Stored data:
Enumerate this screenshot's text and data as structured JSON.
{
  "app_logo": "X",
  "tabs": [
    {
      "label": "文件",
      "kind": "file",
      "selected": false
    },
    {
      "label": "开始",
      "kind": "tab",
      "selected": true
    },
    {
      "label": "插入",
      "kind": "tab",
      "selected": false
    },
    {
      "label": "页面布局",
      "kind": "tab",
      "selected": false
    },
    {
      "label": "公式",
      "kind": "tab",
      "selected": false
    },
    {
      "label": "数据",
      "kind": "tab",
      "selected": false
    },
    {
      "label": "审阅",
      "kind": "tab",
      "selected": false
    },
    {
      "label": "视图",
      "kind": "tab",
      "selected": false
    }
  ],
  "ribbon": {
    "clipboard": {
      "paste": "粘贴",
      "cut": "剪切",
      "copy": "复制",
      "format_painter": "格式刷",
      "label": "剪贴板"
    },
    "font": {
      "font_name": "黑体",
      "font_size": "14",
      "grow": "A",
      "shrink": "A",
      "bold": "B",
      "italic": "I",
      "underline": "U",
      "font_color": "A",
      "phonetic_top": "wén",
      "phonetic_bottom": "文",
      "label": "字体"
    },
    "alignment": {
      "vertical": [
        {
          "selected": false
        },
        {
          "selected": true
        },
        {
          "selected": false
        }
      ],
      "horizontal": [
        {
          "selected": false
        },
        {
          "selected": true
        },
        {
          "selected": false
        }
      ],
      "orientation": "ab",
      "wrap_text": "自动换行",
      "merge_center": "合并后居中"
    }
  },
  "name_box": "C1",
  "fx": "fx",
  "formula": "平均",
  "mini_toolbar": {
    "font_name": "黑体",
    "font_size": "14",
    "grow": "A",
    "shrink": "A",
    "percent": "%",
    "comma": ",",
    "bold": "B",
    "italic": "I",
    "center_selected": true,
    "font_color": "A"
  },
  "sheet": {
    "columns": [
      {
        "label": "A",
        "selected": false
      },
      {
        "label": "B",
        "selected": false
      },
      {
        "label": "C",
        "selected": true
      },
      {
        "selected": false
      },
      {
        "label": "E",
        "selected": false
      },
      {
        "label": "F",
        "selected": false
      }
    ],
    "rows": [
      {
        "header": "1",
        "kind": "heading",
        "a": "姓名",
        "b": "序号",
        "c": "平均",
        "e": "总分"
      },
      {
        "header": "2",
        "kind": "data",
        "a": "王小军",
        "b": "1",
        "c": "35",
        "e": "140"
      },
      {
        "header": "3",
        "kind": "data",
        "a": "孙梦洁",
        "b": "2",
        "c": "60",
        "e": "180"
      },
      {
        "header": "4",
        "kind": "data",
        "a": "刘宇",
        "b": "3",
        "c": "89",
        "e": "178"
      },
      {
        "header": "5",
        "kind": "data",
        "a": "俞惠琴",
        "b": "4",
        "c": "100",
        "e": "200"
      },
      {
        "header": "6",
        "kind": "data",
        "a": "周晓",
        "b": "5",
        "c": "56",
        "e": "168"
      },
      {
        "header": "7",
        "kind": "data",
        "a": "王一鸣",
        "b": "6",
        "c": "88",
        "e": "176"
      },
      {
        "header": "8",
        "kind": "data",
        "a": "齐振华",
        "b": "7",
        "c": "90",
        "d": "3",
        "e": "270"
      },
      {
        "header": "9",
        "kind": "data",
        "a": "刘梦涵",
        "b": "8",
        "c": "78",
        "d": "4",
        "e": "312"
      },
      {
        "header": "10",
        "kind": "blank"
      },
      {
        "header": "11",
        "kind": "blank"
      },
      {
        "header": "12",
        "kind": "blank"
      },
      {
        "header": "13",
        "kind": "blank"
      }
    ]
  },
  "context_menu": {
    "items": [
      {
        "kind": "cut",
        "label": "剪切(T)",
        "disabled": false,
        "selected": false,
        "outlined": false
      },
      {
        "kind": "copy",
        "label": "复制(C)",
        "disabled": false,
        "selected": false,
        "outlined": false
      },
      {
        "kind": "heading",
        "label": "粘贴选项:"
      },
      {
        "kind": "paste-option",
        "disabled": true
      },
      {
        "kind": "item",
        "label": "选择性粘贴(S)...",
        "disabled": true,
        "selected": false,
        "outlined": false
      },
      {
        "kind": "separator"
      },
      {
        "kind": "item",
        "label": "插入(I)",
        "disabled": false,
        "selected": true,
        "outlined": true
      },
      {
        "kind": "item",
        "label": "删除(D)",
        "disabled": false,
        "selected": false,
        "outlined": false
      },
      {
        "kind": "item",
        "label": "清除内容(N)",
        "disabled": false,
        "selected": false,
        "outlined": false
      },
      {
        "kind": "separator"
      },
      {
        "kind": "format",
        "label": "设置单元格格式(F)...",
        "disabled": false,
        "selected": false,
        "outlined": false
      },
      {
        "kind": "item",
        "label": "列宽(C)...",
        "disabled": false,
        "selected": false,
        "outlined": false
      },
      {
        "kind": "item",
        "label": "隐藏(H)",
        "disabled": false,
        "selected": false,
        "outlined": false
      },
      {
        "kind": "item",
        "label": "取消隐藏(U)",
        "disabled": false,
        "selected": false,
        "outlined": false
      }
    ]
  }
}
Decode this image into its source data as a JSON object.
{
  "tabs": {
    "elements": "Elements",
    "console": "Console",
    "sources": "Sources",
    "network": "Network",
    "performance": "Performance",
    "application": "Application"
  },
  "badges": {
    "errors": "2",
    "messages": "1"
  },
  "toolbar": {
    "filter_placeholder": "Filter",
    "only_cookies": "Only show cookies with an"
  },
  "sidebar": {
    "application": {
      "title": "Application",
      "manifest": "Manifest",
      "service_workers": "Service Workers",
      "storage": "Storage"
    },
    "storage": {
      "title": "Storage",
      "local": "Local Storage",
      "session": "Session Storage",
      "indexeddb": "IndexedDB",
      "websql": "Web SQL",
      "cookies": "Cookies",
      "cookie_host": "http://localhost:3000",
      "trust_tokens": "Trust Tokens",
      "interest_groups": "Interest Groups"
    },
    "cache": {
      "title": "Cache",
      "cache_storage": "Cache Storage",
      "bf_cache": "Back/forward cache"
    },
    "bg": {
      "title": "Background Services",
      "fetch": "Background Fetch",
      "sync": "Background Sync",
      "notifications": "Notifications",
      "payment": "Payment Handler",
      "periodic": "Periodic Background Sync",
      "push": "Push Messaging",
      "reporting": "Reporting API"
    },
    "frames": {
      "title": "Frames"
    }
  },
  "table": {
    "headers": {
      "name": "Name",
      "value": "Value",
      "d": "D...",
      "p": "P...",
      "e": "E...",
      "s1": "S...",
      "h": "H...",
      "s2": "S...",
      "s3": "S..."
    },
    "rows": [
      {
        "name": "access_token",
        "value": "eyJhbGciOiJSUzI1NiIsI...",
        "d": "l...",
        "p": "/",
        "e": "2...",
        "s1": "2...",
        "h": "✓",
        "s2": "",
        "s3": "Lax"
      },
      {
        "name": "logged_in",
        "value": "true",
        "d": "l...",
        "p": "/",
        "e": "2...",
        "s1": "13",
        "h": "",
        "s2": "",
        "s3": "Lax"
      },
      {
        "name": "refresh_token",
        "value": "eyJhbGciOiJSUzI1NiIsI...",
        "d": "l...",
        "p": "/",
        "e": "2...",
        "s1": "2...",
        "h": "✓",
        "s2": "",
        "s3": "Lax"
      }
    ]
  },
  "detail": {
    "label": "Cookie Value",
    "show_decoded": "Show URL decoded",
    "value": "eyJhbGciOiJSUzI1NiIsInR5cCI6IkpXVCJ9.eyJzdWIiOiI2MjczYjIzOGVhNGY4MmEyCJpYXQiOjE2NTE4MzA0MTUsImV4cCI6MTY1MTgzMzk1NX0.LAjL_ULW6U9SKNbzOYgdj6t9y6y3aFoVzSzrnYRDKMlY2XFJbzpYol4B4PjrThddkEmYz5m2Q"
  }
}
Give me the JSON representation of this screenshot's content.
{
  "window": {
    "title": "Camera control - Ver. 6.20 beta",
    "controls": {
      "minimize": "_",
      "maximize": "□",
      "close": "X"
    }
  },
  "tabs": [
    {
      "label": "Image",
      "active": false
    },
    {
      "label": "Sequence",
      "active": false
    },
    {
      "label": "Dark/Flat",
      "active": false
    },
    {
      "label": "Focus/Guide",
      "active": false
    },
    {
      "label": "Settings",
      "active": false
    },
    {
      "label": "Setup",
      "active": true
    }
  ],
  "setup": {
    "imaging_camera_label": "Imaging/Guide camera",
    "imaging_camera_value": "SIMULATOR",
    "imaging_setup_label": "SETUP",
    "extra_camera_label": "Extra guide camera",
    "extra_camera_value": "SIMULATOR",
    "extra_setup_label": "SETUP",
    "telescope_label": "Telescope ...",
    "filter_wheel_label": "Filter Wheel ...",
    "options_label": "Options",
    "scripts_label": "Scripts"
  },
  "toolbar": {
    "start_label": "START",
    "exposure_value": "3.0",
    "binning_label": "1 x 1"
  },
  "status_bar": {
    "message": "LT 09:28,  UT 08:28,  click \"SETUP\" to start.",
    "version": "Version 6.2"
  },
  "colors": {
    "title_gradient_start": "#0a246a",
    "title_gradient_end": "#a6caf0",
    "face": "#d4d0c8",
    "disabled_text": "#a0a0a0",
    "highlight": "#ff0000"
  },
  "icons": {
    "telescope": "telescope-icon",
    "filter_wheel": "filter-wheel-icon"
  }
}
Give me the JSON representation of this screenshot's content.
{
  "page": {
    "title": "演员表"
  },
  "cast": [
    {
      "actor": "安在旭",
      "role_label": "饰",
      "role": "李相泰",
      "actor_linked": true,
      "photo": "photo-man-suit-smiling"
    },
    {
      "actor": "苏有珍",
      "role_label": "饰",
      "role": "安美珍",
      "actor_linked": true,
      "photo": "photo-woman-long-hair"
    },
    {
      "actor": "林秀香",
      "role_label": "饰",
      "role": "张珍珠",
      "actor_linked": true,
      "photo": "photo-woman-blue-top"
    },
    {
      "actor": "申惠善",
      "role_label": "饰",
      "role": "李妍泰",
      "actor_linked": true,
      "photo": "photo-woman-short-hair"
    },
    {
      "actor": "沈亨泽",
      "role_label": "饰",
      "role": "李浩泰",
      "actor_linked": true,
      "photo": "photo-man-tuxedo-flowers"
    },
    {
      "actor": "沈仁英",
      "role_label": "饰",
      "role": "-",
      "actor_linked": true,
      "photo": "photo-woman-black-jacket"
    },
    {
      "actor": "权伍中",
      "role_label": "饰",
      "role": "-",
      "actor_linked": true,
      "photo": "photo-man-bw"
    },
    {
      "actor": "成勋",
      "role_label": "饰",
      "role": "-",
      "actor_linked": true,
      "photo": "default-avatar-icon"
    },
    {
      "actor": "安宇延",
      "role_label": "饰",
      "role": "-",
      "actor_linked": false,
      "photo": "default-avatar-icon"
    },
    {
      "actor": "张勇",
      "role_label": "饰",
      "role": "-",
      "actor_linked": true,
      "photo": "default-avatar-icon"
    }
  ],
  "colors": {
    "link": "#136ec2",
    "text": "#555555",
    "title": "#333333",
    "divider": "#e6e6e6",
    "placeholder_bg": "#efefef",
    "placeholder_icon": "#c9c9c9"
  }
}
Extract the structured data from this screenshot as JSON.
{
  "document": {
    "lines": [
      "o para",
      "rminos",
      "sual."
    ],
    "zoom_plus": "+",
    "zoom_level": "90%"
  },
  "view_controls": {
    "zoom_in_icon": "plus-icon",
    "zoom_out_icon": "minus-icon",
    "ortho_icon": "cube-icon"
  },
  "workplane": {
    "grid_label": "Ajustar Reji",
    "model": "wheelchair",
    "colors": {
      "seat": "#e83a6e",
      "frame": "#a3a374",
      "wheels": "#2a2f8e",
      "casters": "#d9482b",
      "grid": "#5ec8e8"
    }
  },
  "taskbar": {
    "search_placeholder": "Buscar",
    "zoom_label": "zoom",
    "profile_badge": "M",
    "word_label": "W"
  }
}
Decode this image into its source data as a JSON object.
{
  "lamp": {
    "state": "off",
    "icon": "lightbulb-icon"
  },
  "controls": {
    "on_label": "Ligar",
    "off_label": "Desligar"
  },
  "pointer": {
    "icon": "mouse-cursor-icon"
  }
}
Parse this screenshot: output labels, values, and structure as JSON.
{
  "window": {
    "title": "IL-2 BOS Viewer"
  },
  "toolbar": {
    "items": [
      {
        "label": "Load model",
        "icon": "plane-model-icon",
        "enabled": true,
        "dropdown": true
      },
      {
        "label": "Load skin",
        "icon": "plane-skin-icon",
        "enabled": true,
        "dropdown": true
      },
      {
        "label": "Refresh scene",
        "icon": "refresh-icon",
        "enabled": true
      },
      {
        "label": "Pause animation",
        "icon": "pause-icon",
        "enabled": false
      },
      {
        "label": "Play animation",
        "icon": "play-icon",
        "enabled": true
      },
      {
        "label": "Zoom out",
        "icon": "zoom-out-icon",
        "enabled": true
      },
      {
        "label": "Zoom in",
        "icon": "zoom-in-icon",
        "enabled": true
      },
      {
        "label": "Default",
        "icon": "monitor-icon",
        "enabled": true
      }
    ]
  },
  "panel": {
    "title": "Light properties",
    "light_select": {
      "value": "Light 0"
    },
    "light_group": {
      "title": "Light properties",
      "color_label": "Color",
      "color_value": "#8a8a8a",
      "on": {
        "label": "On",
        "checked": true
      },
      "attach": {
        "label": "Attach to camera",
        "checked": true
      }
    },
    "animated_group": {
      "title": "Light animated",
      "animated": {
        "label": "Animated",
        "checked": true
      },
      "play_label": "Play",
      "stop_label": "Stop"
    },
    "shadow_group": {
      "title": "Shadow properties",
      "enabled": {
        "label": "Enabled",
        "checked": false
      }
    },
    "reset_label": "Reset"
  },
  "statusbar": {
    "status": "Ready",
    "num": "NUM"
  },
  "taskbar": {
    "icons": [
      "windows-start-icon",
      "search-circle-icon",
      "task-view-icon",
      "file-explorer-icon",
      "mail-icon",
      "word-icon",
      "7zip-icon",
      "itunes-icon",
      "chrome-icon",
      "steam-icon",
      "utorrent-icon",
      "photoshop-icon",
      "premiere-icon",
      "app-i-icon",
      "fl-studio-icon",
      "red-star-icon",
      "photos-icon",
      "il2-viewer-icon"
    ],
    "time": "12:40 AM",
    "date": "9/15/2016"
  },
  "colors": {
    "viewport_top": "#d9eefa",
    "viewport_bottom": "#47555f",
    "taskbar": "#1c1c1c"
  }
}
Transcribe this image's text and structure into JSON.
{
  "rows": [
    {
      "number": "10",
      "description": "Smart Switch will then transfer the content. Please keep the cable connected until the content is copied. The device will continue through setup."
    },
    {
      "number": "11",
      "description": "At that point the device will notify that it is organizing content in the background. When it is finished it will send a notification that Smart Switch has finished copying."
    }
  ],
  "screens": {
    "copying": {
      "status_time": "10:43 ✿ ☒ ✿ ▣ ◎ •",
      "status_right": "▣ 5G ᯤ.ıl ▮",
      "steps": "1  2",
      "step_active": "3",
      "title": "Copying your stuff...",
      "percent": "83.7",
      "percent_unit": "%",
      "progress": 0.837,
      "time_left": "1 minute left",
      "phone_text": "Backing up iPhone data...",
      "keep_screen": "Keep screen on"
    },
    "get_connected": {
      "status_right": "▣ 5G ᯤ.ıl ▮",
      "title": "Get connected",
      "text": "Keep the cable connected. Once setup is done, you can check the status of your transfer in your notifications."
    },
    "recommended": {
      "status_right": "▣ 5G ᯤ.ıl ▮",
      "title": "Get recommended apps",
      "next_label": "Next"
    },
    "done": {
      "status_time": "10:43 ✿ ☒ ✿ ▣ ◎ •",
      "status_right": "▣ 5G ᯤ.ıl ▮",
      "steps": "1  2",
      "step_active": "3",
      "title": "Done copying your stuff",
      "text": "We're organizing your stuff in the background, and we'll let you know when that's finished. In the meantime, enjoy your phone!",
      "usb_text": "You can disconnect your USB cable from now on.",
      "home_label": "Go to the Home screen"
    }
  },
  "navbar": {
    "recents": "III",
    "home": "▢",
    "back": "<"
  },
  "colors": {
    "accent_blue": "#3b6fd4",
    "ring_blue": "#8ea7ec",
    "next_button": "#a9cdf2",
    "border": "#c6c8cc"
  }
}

### Description of the task
Reproduce each line holding the word "JSON".

### Result of this exercise
Enumerate this screenshot's text and data as structured JSON.
Decode this image into its source data as a JSON object.
Give me the JSON representation of this screenshot's content.
Give me the JSON representation of this screenshot's content.
Extract the structured data from this screenshot as JSON.
Decode this image into its source data as a JSON object.
Parse this screenshot: output labels, values, and structure as JSON.
Transcribe this image's text and structure into JSON.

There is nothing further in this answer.